◆ GOAL
Send back the records in full, character for character.

◆ EXTRACTED DATA
⟨
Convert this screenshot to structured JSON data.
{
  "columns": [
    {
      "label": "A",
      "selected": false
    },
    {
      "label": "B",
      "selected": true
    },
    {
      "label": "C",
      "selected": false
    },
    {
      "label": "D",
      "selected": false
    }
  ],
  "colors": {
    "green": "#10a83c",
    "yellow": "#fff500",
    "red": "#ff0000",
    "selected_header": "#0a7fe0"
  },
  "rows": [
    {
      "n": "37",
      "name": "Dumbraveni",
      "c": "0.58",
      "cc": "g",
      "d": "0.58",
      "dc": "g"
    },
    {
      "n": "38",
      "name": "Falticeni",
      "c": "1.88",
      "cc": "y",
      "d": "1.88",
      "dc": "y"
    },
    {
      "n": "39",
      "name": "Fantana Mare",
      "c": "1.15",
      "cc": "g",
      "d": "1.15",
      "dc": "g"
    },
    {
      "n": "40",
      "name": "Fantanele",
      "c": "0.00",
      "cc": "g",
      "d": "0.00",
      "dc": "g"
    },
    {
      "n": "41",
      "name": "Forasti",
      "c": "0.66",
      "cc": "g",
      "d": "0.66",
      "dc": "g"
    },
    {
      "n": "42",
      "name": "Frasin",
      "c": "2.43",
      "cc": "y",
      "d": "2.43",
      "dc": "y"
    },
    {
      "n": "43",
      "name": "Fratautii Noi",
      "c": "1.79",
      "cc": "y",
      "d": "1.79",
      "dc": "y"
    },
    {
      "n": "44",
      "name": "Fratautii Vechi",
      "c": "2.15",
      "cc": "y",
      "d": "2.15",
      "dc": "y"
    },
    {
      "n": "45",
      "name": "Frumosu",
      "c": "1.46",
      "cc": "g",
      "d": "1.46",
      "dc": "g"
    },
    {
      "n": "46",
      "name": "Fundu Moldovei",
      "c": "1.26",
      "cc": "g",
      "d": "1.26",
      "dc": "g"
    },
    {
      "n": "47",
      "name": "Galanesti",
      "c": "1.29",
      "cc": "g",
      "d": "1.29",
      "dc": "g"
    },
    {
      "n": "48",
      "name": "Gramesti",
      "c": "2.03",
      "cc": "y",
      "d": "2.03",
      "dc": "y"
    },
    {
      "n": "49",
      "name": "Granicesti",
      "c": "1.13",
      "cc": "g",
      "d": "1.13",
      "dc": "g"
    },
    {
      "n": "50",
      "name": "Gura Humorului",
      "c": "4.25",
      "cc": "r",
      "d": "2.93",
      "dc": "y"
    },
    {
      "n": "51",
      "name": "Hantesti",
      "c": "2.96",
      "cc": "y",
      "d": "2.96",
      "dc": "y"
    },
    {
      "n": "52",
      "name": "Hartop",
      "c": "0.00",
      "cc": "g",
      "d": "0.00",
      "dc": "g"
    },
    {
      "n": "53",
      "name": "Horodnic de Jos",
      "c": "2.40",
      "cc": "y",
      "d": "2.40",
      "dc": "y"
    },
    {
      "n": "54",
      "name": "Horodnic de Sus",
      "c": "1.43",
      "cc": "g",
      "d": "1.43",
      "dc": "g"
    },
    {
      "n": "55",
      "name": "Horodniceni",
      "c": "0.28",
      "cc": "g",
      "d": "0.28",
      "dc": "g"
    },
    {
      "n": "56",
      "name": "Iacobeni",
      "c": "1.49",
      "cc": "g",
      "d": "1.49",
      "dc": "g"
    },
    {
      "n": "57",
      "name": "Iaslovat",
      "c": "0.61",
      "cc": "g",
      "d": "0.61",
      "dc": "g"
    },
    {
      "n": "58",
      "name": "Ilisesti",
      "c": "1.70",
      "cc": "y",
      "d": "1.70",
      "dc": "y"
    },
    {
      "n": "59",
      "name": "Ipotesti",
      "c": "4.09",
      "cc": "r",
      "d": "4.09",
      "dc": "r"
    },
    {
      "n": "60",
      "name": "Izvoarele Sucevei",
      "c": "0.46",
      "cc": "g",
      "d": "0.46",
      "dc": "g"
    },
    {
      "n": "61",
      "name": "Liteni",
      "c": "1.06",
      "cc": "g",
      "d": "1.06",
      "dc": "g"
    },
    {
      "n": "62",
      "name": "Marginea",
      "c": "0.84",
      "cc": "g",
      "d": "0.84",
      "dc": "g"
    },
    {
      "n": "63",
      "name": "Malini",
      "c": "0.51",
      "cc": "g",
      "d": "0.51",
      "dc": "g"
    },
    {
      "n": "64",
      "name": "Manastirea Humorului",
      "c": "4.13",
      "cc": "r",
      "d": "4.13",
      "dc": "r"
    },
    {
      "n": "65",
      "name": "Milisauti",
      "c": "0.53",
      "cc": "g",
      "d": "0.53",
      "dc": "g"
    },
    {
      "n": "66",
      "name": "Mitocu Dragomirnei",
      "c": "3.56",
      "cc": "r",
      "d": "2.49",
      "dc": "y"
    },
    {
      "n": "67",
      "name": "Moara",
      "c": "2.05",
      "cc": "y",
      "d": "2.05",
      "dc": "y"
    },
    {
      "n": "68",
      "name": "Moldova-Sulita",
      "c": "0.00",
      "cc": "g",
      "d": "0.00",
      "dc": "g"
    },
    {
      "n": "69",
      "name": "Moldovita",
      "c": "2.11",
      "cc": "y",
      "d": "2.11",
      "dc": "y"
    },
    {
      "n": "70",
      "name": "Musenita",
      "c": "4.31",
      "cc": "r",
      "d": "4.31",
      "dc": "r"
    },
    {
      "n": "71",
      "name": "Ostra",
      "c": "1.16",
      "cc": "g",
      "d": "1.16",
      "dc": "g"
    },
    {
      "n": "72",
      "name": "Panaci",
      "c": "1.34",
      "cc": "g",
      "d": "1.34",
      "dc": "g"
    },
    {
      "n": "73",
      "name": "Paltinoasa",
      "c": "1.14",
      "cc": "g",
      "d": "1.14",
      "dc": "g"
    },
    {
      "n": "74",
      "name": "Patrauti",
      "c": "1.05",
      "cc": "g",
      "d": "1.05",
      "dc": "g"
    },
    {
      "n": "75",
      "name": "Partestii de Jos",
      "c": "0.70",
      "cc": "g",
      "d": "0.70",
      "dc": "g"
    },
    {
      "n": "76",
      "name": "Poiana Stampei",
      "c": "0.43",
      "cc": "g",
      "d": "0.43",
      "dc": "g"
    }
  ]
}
⟩
◆ ANSWER TO THIS EXERCISE
Convert this screenshot to structured JSON data.
{
  "columns": [
    {
      "label": "A",
      "selected": false
    },
    {
      "label": "B",
      "selected": true
    },
    {
      "label": "C",
      "selected": false
    },
    {
      "label": "D",
      "selected": false
    }
  ],
  "colors": {
    "green": "#10a83c",
    "yellow": "#fff500",
    "red": "#ff0000",
    "selected_header": "#0a7fe0"
  },
  "rows": [
    {
      "n": "37",
      "name": "Dumbraveni",
      "c": "0.58",
      "cc": "g",
      "d": "0.58",
      "dc": "g"
    },
    {
      "n": "38",
      "name": "Falticeni",
      "c": "1.88",
      "cc": "y",
      "d": "1.88",
      "dc": "y"
    },
    {
      "n": "39",
      "name": "Fantana Mare",
      "c": "1.15",
      "cc": "g",
      "d": "1.15",
      "dc": "g"
    },
    {
      "n": "40",
      "name": "Fantanele",
      "c": "0.00",
      "cc": "g",
      "d": "0.00",
      "dc": "g"
    },
    {
      "n": "41",
      "name": "Forasti",
      "c": "0.66",
      "cc": "g",
      "d": "0.66",
      "dc": "g"
    },
    {
      "n": "42",
      "name": "Frasin",
      "c": "2.43",
      "cc": "y",
      "d": "2.43",
      "dc": "y"
    },
    {
      "n": "43",
      "name": "Fratautii Noi",
      "c": "1.79",
      "cc": "y",
      "d": "1.79",
      "dc": "y"
    },
    {
      "n": "44",
      "name": "Fratautii Vechi",
      "c": "2.15",
      "cc": "y",
      "d": "2.15",
      "dc": "y"
    },
    {
      "n": "45",
      "name": "Frumosu",
      "c": "1.46",
      "cc": "g",
      "d": "1.46",
      "dc": "g"
    },
    {
      "n": "46",
      "name": "Fundu Moldovei",
      "c": "1.26",
      "cc": "g",
      "d": "1.26",
      "dc": "g"
    },
    {
      "n": "47",
      "name": "Galanesti",
      "c": "1.29",
      "cc": "g",
      "d": "1.29",
      "dc": "g"
    },
    {
      "n": "48",
      "name": "Gramesti",
      "c": "2.03",
      "cc": "y",
      "d": "2.03",
      "dc": "y"
    },
    {
      "n": "49",
      "name": "Granicesti",
      "c": "1.13",
      "cc": "g",
      "d": "1.13",
      "dc": "g"
    },
    {
      "n": "50",
      "name": "Gura Humorului",
      "c": "4.25",
      "cc": "r",
      "d": "2.93",
      "dc": "y"
    },
    {
      "n": "51",
      "name": "Hantesti",
      "c": "2.96",
      "cc": "y",
      "d": "2.96",
      "dc": "y"
    },
    {
      "n": "52",
      "name": "Hartop",
      "c": "0.00",
      "cc": "g",
      "d": "0.00",
      "dc": "g"
    },
    {
      "n": "53",
      "name": "Horodnic de Jos",
      "c": "2.40",
      "cc": "y",
      "d": "2.40",
      "dc": "y"
    },
    {
      "n": "54",
      "name": "Horodnic de Sus",
      "c": "1.43",
      "cc": "g",
      "d": "1.43",
      "dc": "g"
    },
    {
      "n": "55",
      "name": "Horodniceni",
      "c": "0.28",
      "cc": "g",
      "d": "0.28",
      "dc": "g"
    },
    {
      "n": "56",
      "name": "Iacobeni",
      "c": "1.49",
      "cc": "g",
      "d": "1.49",
      "dc": "g"
    },
    {
      "n": "57",
      "name": "Iaslovat",
      "c": "0.61",
      "cc": "g",
      "d": "0.61",
      "dc": "g"
    },
    {
      "n": "58",
      "name": "Ilisesti",
      "c": "1.70",
      "cc": "y",
      "d": "1.70",
      "dc": "y"
    },
    {
      "n": "59",
      "name": "Ipotesti",
      "c": "4.09",
      "cc": "r",
      "d": "4.09",
      "dc": "r"
    },
    {
      "n": "60",
      "name": "Izvoarele Sucevei",
      "c": "0.46",
      "cc": "g",
      "d": "0.46",
      "dc": "g"
    },
    {
      "n": "61",
      "name": "Liteni",
      "c": "1.06",
      "cc": "g",
      "d": "1.06",
      "dc": "g"
    },
    {
      "n": "62",
      "name": "Marginea",
      "c": "0.84",
      "cc": "g",
      "d": "0.84",
      "dc": "g"
    },
    {
      "n": "63",
      "name": "Malini",
      "c": "0.51",
      "cc": "g",
      "d": "0.51",
      "dc": "g"
    },
    {
      "n": "64",
      "name": "Manastirea Humorului",
      "c": "4.13",
      "cc": "r",
      "d": "4.13",
      "dc": "r"
    },
    {
      "n": "65",
      "name": "Milisauti",
      "c": "0.53",
      "cc": "g",
      "d": "0.53",
      "dc": "g"
    },
    {
      "n": "66",
      "name": "Mitocu Dragomirnei",
      "c": "3.56",
      "cc": "r",
      "d": "2.49",
      "dc": "y"
    },
    {
      "n": "67",
      "name": "Moara",
      "c": "2.05",
      "cc": "y",
      "d": "2.05",
      "dc": "y"
    },
    {
      "n": "68",
      "name": "Moldova-Sulita",
      "c": "0.00",
      "cc": "g",
      "d": "0.00",
      "dc": "g"
    },
    {
      "n": "69",
      "name": "Moldovita",
      "c": "2.11",
      "cc": "y",
      "d": "2.11",
      "dc": "y"
    },
    {
      "n": "70",
      "name": "Musenita",
      "c": "4.31",
      "cc": "r",
      "d": "4.31",
      "dc": "r"
    },
    {
      "n": "71",
      "name": "Ostra",
      "c": "1.16",
      "cc": "g",
      "d": "1.16",
      "dc": "g"
    },
    {
      "n": "72",
      "name": "Panaci",
      "c": "1.34",
      "cc": "g",
      "d": "1.34",
      "dc": "g"
    },
    {
      "n": "73",
      "name": "Paltinoasa",
      "c": "1.14",
      "cc": "g",
      "d": "1.14",
      "dc": "g"
    },
    {
      "n": "74",
      "name": "Patrauti",
      "c": "1.05",
      "cc": "g",
      "d": "1.05",
      "dc": "g"
    },
    {
      "n": "75",
      "name": "Partestii de Jos",
      "c": "0.70",
      "cc": "g",
      "d": "0.70",
      "dc": "g"
    },
    {
      "n": "76",
      "name": "Poiana Stampei",
      "c": "0.43",
      "cc": "g",
      "d": "0.43",
      "dc": "g"
    }
  ]
}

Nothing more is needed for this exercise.